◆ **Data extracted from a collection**

-- START --

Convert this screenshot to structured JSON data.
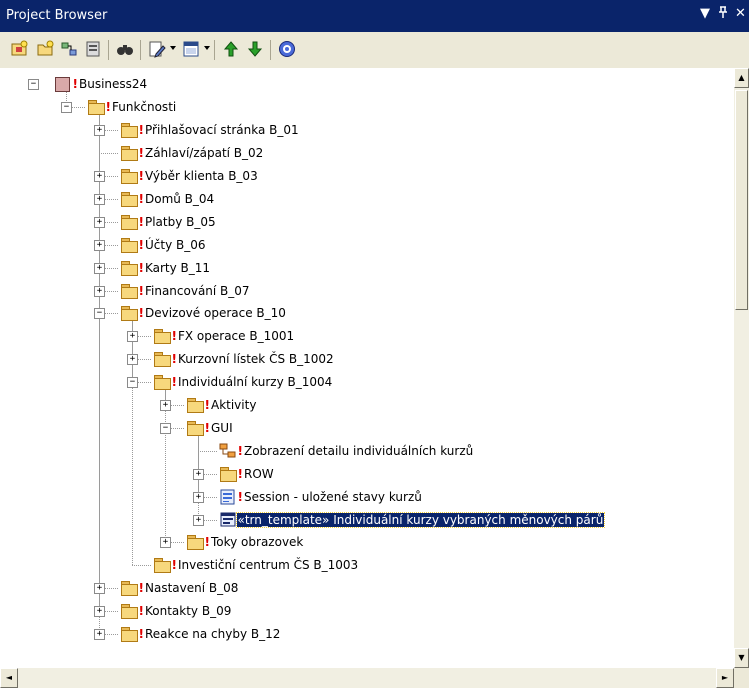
{
  "window": {
    "title": "Project Browser",
    "controls": {
      "menu": "▼",
      "pin": "ᵖ",
      "close": "✕"
    }
  },
  "toolbar": {
    "buttons": [
      {
        "name": "new-package-button",
        "icon": "package-new-icon"
      },
      {
        "name": "new-diagram-button",
        "icon": "diagram-new-icon"
      },
      {
        "name": "new-element-button",
        "icon": "element-new-icon"
      },
      {
        "name": "new-child-button",
        "icon": "child-new-icon"
      },
      {
        "name": "find-button",
        "icon": "binoculars-icon"
      },
      {
        "name": "properties-button",
        "icon": "edit-icon"
      },
      {
        "name": "view-button",
        "icon": "window-icon"
      },
      {
        "name": "move-up-button",
        "icon": "arrow-up-icon"
      },
      {
        "name": "move-down-button",
        "icon": "arrow-down-icon"
      },
      {
        "name": "help-button",
        "icon": "help-icon"
      }
    ]
  },
  "tree": {
    "colors": {
      "bang": "#e00000",
      "selection": "#0a246a"
    },
    "items": [
      {
        "label": "Business24",
        "level": 0,
        "icon": "db",
        "toggle": "−",
        "bang": "!"
      },
      {
        "label": "Funkčnosti",
        "level": 1,
        "icon": "folder",
        "toggle": "−",
        "bang": "!"
      },
      {
        "label": "Přihlašovací stránka B_01",
        "level": 2,
        "icon": "folder",
        "toggle": "+",
        "bang": "!"
      },
      {
        "label": "Záhlaví/zápatí B_02",
        "level": 2,
        "icon": "folder",
        "toggle": "",
        "bang": "!"
      },
      {
        "label": "Výběr klienta B_03",
        "level": 2,
        "icon": "folder",
        "toggle": "+",
        "bang": "!"
      },
      {
        "label": "Domů B_04",
        "level": 2,
        "icon": "folder",
        "toggle": "+",
        "bang": "!"
      },
      {
        "label": "Platby B_05",
        "level": 2,
        "icon": "folder",
        "toggle": "+",
        "bang": "!"
      },
      {
        "label": "Účty B_06",
        "level": 2,
        "icon": "folder",
        "toggle": "+",
        "bang": "!"
      },
      {
        "label": "Karty B_11",
        "level": 2,
        "icon": "folder",
        "toggle": "+",
        "bang": "!"
      },
      {
        "label": "Financování B_07",
        "level": 2,
        "icon": "folder",
        "toggle": "+",
        "bang": "!"
      },
      {
        "label": "Devizové operace B_10",
        "level": 2,
        "icon": "folder",
        "toggle": "−",
        "bang": "!"
      },
      {
        "label": "FX operace B_1001",
        "level": 3,
        "icon": "folder",
        "toggle": "+",
        "bang": "!"
      },
      {
        "label": "Kurzovní lístek ČS  B_1002",
        "level": 3,
        "icon": "folder",
        "toggle": "+",
        "bang": "!"
      },
      {
        "label": "Individuální kurzy B_1004",
        "level": 3,
        "icon": "folder",
        "toggle": "−",
        "bang": "!"
      },
      {
        "label": "Aktivity",
        "level": 4,
        "icon": "folder",
        "toggle": "+",
        "bang": "!"
      },
      {
        "label": "GUI",
        "level": 4,
        "icon": "folder",
        "toggle": "−",
        "bang": "!"
      },
      {
        "label": "Zobrazení detailu individuálních kurzů",
        "level": 5,
        "icon": "diagram",
        "toggle": "",
        "bang": "!"
      },
      {
        "label": "ROW",
        "level": 5,
        "icon": "folder",
        "toggle": "+",
        "bang": "!"
      },
      {
        "label": "Session - uložené stavy kurzů",
        "level": 5,
        "icon": "doc",
        "toggle": "+",
        "bang": "!"
      },
      {
        "label": "«trn_template» Individuální kurzy vybraných měnových párů",
        "level": 5,
        "icon": "template",
        "toggle": "+",
        "bang": "",
        "selected": true
      },
      {
        "label": "Toky obrazovek",
        "level": 4,
        "icon": "folder",
        "toggle": "+",
        "bang": "!"
      },
      {
        "label": "Investiční centrum ČS B_1003",
        "level": 3,
        "icon": "folder",
        "toggle": "",
        "bang": "!"
      },
      {
        "label": "Nastavení B_08",
        "level": 2,
        "icon": "folder",
        "toggle": "+",
        "bang": "!"
      },
      {
        "label": "Kontakty B_09",
        "level": 2,
        "icon": "folder",
        "toggle": "+",
        "bang": "!"
      },
      {
        "label": "Reakce na chyby B_12",
        "level": 2,
        "icon": "folder",
        "toggle": "+",
        "bang": "!"
      }
    ]
  },
  "scrollbars": {
    "up": "▲",
    "down": "▼",
    "left": "◄",
    "right": "►"
  }
}
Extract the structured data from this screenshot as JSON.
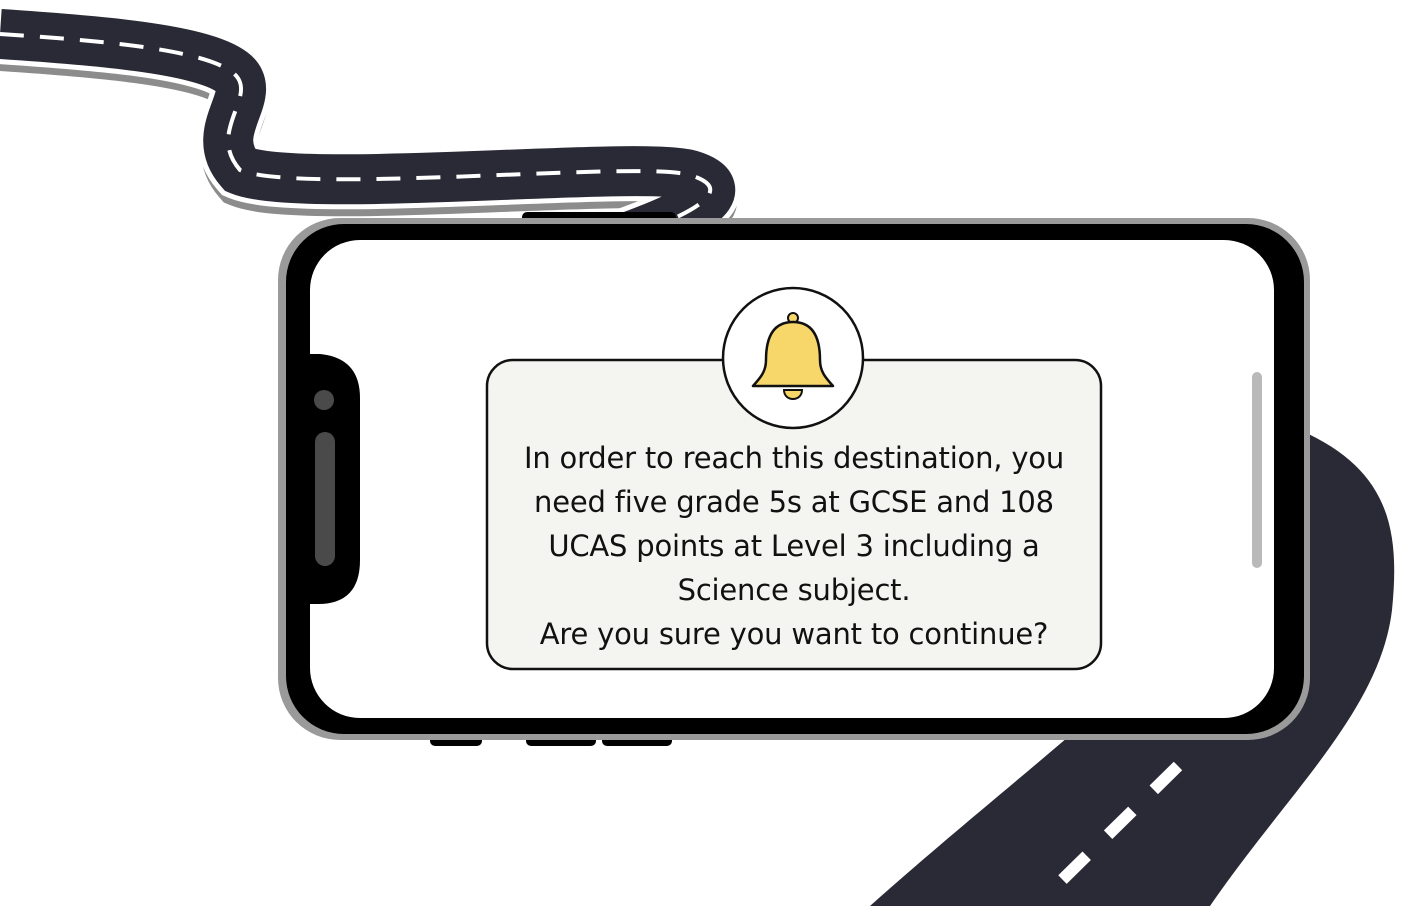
{
  "dialog": {
    "icon": "bell-icon",
    "message_lines": [
      "In order to reach this destination, you",
      "need five grade 5s at GCSE and 108",
      "UCAS points at Level 3 including a",
      "Science subject.",
      "Are you sure you want to continue?"
    ]
  },
  "colors": {
    "road": "#2a2a36",
    "road_shadow": "#8c8c8c",
    "phone_frame": "#000000",
    "phone_rim": "#9a9a9a",
    "screen": "#ffffff",
    "dialog_bg": "#f4f5f0",
    "bell": "#f8d76a"
  }
}
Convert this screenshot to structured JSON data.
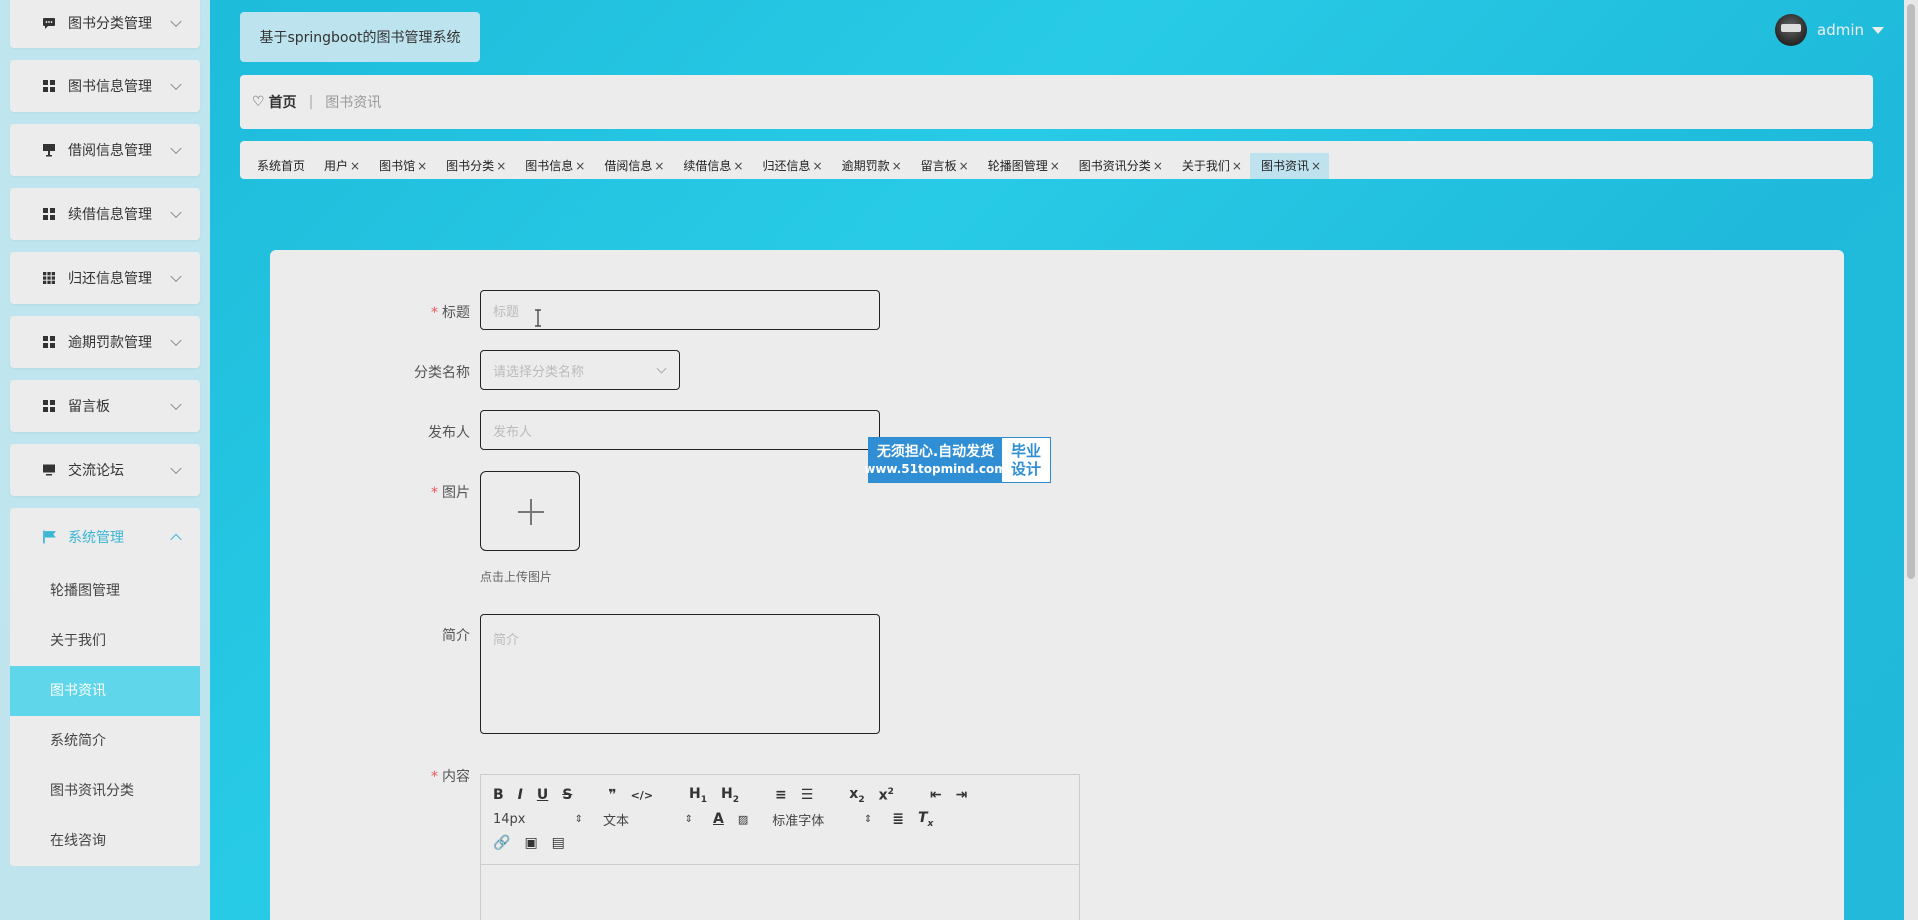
{
  "sidebar": {
    "items": [
      {
        "label": "图书分类管理",
        "icon": "chat-icon"
      },
      {
        "label": "图书信息管理",
        "icon": "grid-icon"
      },
      {
        "label": "借阅信息管理",
        "icon": "monitor-stand-icon"
      },
      {
        "label": "续借信息管理",
        "icon": "grid-icon"
      },
      {
        "label": "归还信息管理",
        "icon": "grid-9-icon"
      },
      {
        "label": "逾期罚款管理",
        "icon": "grid-icon"
      },
      {
        "label": "留言板",
        "icon": "grid-icon"
      },
      {
        "label": "交流论坛",
        "icon": "monitor-icon"
      }
    ],
    "group": {
      "label": "系统管理",
      "icon": "flag-icon",
      "sub": [
        "轮播图管理",
        "关于我们",
        "图书资讯",
        "系统简介",
        "图书资讯分类",
        "在线咨询"
      ],
      "active_index": 2
    }
  },
  "header": {
    "title": "基于springboot的图书管理系统",
    "user": "admin"
  },
  "breadcrumb": {
    "home": "首页",
    "separator": "|",
    "current": "图书资讯"
  },
  "tabs": [
    "系统首页",
    "用户",
    "图书馆",
    "图书分类",
    "图书信息",
    "借阅信息",
    "续借信息",
    "归还信息",
    "逾期罚款",
    "留言板",
    "轮播图管理",
    "图书资讯分类",
    "关于我们",
    "图书资讯"
  ],
  "form": {
    "title_label": "标题",
    "title_placeholder": "标题",
    "category_label": "分类名称",
    "category_placeholder": "请选择分类名称",
    "publisher_label": "发布人",
    "publisher_placeholder": "发布人",
    "image_label": "图片",
    "upload_tip": "点击上传图片",
    "summary_label": "简介",
    "summary_placeholder": "简介",
    "content_label": "内容",
    "editor": {
      "font_size": "14px",
      "text_style": "文本",
      "font_family": "标准字体"
    }
  },
  "watermark": {
    "line1": "无须担心.自动发货",
    "line2": "www.51topmind.com",
    "right1": "毕业",
    "right2": "设计"
  },
  "colors": {
    "accent": "#3bb6d6",
    "active_bg": "#5fd6ea",
    "background": "#1fbadb",
    "required": "#e55555"
  }
}
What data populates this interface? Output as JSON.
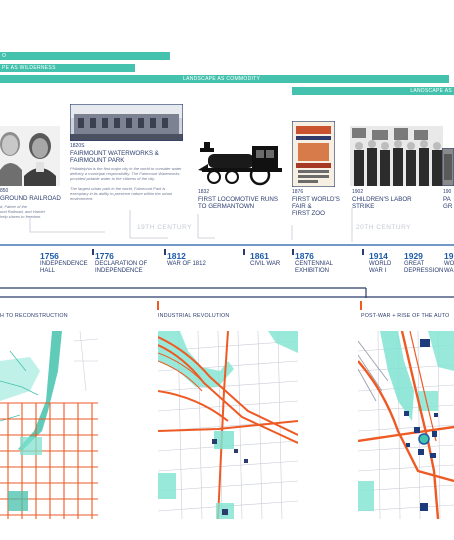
{
  "bands": [
    {
      "label": "O"
    },
    {
      "label": "PE AS WILDERNESS"
    },
    {
      "label": "LANDSCAPE AS COMMODITY"
    },
    {
      "label": "LANDSCAPE AS"
    }
  ],
  "photo_events": [
    {
      "year_title": "850",
      "title": "GROUND RAILROAD",
      "desc": "d, Father of the\nund Railroad, and Harriet\nhelp slaves to freedom."
    },
    {
      "year_title": "1820S",
      "title": "FAIRMOUNT WATERWORKS &\nFAIRMOUNT PARK",
      "desc": "Philadelphia is the first major city in the world to consider water delivery a municipal responsibility. The Fairmount Waterworks provided potable water to the citizens of the city.\n\nThe largest urban park in the world, Fairmount Park is exemplary in its ability to preserve nature within the urban environment."
    },
    {
      "year_title": "1832",
      "title": "FIRST LOCOMOTIVE RUNS\nTO GERMANTOWN",
      "desc": ""
    },
    {
      "year_title": "1876",
      "title": "FIRST WORLD'S\nFAIR &\nFIRST ZOO",
      "desc": ""
    },
    {
      "year_title": "1902",
      "title": "CHILDREN'S LABOR\nSTRIKE",
      "desc": ""
    },
    {
      "year_title": "190",
      "title": "PA\nGR",
      "desc": ""
    }
  ],
  "centuries": {
    "c19": "19TH CENTURY",
    "c20": "20TH CENTURY"
  },
  "timeline": [
    {
      "year": "1756",
      "event": "INDEPENDENCE\nHALL"
    },
    {
      "year": "1776",
      "event": "DECLARATION OF\nINDEPENDENCE"
    },
    {
      "year": "1812",
      "event": "WAR OF 1812"
    },
    {
      "year": "1861",
      "event": "CIVIL WAR"
    },
    {
      "year": "1876",
      "event": "CENTENNIAL\nEXHIBITION"
    },
    {
      "year": "1914",
      "event": "WORLD\nWAR I"
    },
    {
      "year": "1929",
      "event": "GREAT\nDEPRESSION"
    },
    {
      "year": "19",
      "event": "WO\nWA"
    }
  ],
  "maps": [
    {
      "title": "H TO RECONSTRUCTION"
    },
    {
      "title": "INDUSTRIAL REVOLUTION"
    },
    {
      "title": "POST-WAR + RISE OF THE AUTO"
    }
  ],
  "colors": {
    "teal": "#45c2ad",
    "navy": "#2a3c6e",
    "orange": "#ee5a24",
    "blue": "#1d5aa6",
    "aqua": "#7fe3d2"
  }
}
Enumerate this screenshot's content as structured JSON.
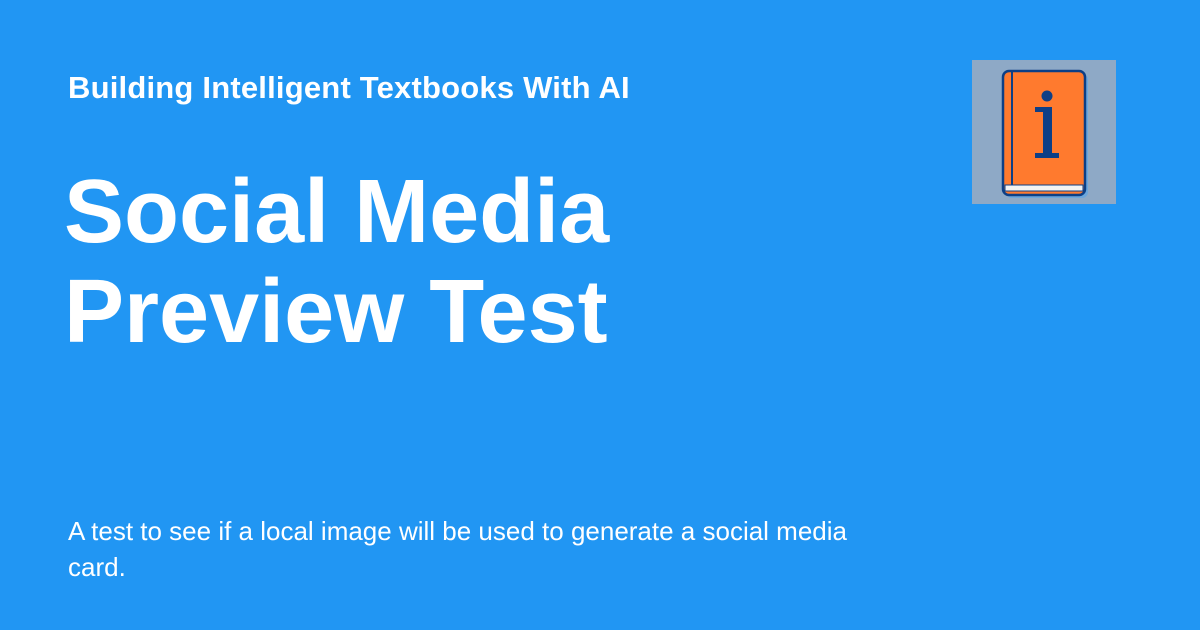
{
  "site_name": "Building Intelligent Textbooks With AI",
  "page_title": "Social Media Preview Test",
  "description": "A test to see if a local image will be used to generate a social media card.",
  "logo": {
    "icon": "orange-book-info-icon",
    "letter": "i"
  },
  "colors": {
    "background": "#2196f3",
    "text": "#ffffff",
    "book": "#ff7a2e",
    "book_outline": "#0d3f86",
    "logo_bg": "#8ea9c6"
  }
}
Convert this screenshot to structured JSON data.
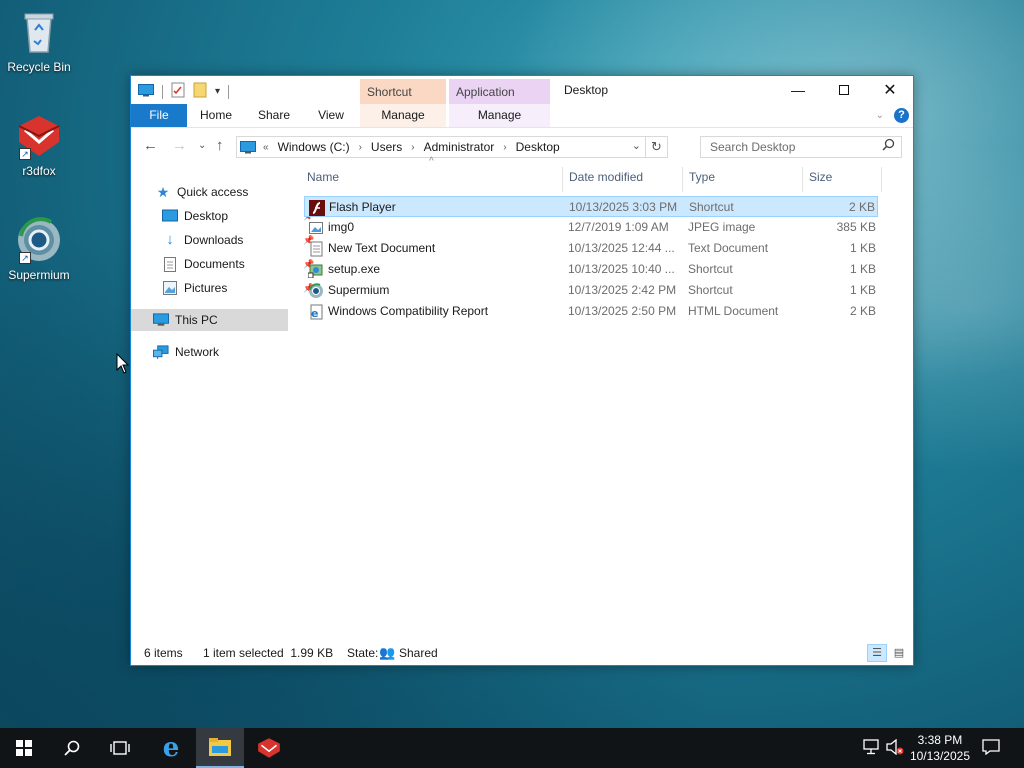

-- END --

State the number of lines in the preceding entries that include the word "monitor". Provide nothing else.

◆ **Solution to the problem**
2